= Source material =
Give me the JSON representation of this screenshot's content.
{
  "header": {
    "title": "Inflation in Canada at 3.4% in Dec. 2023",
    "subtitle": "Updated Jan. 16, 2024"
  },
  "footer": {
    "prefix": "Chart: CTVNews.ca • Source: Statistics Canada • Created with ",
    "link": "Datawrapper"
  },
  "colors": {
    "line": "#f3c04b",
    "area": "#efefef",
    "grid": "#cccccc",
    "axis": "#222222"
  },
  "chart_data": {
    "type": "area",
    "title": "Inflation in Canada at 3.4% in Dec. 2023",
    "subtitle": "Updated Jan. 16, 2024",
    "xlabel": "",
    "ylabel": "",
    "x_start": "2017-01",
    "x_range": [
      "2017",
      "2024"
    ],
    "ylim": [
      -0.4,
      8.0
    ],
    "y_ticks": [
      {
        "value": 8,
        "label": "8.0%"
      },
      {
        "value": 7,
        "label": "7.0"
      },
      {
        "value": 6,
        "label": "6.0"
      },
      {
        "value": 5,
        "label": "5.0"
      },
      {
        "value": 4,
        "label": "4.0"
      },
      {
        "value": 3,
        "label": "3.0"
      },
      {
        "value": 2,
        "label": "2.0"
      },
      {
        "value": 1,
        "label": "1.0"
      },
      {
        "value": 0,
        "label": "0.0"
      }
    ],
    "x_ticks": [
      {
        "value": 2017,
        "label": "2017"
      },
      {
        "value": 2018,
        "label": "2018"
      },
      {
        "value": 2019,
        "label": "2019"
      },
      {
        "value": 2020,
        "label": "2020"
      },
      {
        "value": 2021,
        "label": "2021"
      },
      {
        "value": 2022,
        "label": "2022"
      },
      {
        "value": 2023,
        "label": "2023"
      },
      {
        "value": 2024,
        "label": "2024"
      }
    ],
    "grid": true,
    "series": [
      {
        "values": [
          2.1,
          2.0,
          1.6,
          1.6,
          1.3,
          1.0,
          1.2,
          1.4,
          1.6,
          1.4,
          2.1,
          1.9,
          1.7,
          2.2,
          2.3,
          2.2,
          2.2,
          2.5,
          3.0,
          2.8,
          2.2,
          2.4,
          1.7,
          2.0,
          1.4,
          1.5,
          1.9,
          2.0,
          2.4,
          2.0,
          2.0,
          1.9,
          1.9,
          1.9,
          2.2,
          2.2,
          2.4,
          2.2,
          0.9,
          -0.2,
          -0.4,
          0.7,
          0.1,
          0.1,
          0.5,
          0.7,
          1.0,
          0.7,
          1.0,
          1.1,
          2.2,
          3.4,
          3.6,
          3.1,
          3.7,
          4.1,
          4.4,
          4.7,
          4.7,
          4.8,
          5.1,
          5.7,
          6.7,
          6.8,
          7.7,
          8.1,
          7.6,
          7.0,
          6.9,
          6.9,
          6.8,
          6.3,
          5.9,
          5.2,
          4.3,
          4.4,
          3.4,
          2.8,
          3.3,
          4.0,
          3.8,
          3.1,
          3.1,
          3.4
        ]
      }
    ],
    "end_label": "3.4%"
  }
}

= What is required =
Find the lines above that include the string "subtitle" and copy them.

= Output for this task =
    "subtitle": "Updated Jan. 16, 2024"
    "subtitle": "Updated Jan. 16, 2024",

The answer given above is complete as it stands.